INPUT MATERIAL =>

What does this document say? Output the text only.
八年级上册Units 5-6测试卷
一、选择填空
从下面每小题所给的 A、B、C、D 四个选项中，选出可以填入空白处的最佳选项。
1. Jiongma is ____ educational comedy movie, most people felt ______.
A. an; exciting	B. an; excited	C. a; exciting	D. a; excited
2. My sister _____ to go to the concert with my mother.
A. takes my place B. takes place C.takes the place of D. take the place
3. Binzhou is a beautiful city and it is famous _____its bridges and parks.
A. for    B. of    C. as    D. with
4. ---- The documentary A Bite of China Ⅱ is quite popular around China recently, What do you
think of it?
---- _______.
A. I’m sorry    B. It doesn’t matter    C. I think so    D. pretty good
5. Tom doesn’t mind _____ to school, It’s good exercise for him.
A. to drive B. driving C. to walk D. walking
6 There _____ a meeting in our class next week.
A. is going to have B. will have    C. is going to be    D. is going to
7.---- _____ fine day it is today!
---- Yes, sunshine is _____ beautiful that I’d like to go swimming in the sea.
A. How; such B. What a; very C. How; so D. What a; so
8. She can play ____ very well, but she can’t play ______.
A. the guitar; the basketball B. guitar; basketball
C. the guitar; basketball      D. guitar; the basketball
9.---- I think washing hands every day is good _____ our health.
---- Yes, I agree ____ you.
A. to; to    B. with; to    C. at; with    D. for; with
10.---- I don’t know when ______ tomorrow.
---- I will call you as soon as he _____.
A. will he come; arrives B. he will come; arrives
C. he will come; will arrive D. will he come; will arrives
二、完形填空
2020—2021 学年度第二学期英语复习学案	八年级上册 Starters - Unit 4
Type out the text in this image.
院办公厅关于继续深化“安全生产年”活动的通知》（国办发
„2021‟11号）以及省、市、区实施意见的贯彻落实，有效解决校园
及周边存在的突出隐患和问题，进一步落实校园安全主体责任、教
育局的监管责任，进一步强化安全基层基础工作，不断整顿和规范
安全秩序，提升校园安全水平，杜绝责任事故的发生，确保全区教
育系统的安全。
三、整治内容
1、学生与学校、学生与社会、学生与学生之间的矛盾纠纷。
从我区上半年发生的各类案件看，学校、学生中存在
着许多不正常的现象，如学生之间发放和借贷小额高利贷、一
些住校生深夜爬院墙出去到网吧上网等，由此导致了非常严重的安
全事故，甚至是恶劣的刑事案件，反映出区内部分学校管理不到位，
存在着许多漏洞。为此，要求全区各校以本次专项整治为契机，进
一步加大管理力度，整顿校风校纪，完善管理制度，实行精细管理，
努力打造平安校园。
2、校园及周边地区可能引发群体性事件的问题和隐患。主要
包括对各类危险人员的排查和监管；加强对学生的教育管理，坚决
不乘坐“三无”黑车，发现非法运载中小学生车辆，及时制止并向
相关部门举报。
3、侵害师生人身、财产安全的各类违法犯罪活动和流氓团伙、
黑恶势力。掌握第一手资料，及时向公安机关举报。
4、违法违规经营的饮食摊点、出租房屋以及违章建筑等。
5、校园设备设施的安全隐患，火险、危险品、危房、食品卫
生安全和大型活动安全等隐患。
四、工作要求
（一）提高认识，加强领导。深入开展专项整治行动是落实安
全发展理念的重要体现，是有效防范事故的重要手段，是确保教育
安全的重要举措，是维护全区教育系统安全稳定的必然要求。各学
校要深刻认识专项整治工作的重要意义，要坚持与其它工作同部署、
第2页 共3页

GIVEN TASK =>
Copy out each record from above, exactly.

SOLUTION BELOW =>
What does this document say? Output the text only.
八年级上册Units 5-6测试卷
一、选择填空
从下面每小题所给的 A、B、C、D 四个选项中，选出可以填入空白处的最佳选项。
1. Jiongma is ____ educational comedy movie, most people felt ______.
A. an; exciting	B. an; excited	C. a; exciting	D. a; excited
2. My sister _____ to go to the concert with my mother.
A. takes my place B. takes place C.takes the place of D. take the place
3. Binzhou is a beautiful city and it is famous _____its bridges and parks.
A. for    B. of    C. as    D. with
4. ---- The documentary A Bite of China Ⅱ is quite popular around China recently, What do you
think of it?
---- _______.
A. I’m sorry    B. It doesn’t matter    C. I think so    D. pretty good
5. Tom doesn’t mind _____ to school, It’s good exercise for him.
A. to drive B. driving C. to walk D. walking
6 There _____ a meeting in our class next week.
A. is going to have B. will have    C. is going to be    D. is going to
7.---- _____ fine day it is today!
---- Yes, sunshine is _____ beautiful that I’d like to go swimming in the sea.
A. How; such B. What a; very C. How; so D. What a; so
8. She can play ____ very well, but she can’t play ______.
A. the guitar; the basketball B. guitar; basketball
C. the guitar; basketball      D. guitar; the basketball
9.---- I think washing hands every day is good _____ our health.
---- Yes, I agree ____ you.
A. to; to    B. with; to    C. at; with    D. for; with
10.---- I don’t know when ______ tomorrow.
---- I will call you as soon as he _____.
A. will he come; arrives B. he will come; arrives
C. he will come; will arrive D. will he come; will arrives
二、完形填空
2020—2021 学年度第二学期英语复习学案	八年级上册 Starters - Unit 4
Type out the text in this image.
院办公厅关于继续深化“安全生产年”活动的通知》（国办发
„2021‟11号）以及省、市、区实施意见的贯彻落实，有效解决校园
及周边存在的突出隐患和问题，进一步落实校园安全主体责任、教
育局的监管责任，进一步强化安全基层基础工作，不断整顿和规范
安全秩序，提升校园安全水平，杜绝责任事故的发生，确保全区教
育系统的安全。
三、整治内容
1、学生与学校、学生与社会、学生与学生之间的矛盾纠纷。
从我区上半年发生的各类案件看，学校、学生中存在
着许多不正常的现象，如学生之间发放和借贷小额高利贷、一
些住校生深夜爬院墙出去到网吧上网等，由此导致了非常严重的安
全事故，甚至是恶劣的刑事案件，反映出区内部分学校管理不到位，
存在着许多漏洞。为此，要求全区各校以本次专项整治为契机，进
一步加大管理力度，整顿校风校纪，完善管理制度，实行精细管理，
努力打造平安校园。
2、校园及周边地区可能引发群体性事件的问题和隐患。主要
包括对各类危险人员的排查和监管；加强对学生的教育管理，坚决
不乘坐“三无”黑车，发现非法运载中小学生车辆，及时制止并向
相关部门举报。
3、侵害师生人身、财产安全的各类违法犯罪活动和流氓团伙、
黑恶势力。掌握第一手资料，及时向公安机关举报。
4、违法违规经营的饮食摊点、出租房屋以及违章建筑等。
5、校园设备设施的安全隐患，火险、危险品、危房、食品卫
生安全和大型活动安全等隐患。
四、工作要求
（一）提高认识，加强领导。深入开展专项整治行动是落实安
全发展理念的重要体现，是有效防范事故的重要手段，是确保教育
安全的重要举措，是维护全区教育系统安全稳定的必然要求。各学
校要深刻认识专项整治工作的重要意义，要坚持与其它工作同部署、
第2页 共3页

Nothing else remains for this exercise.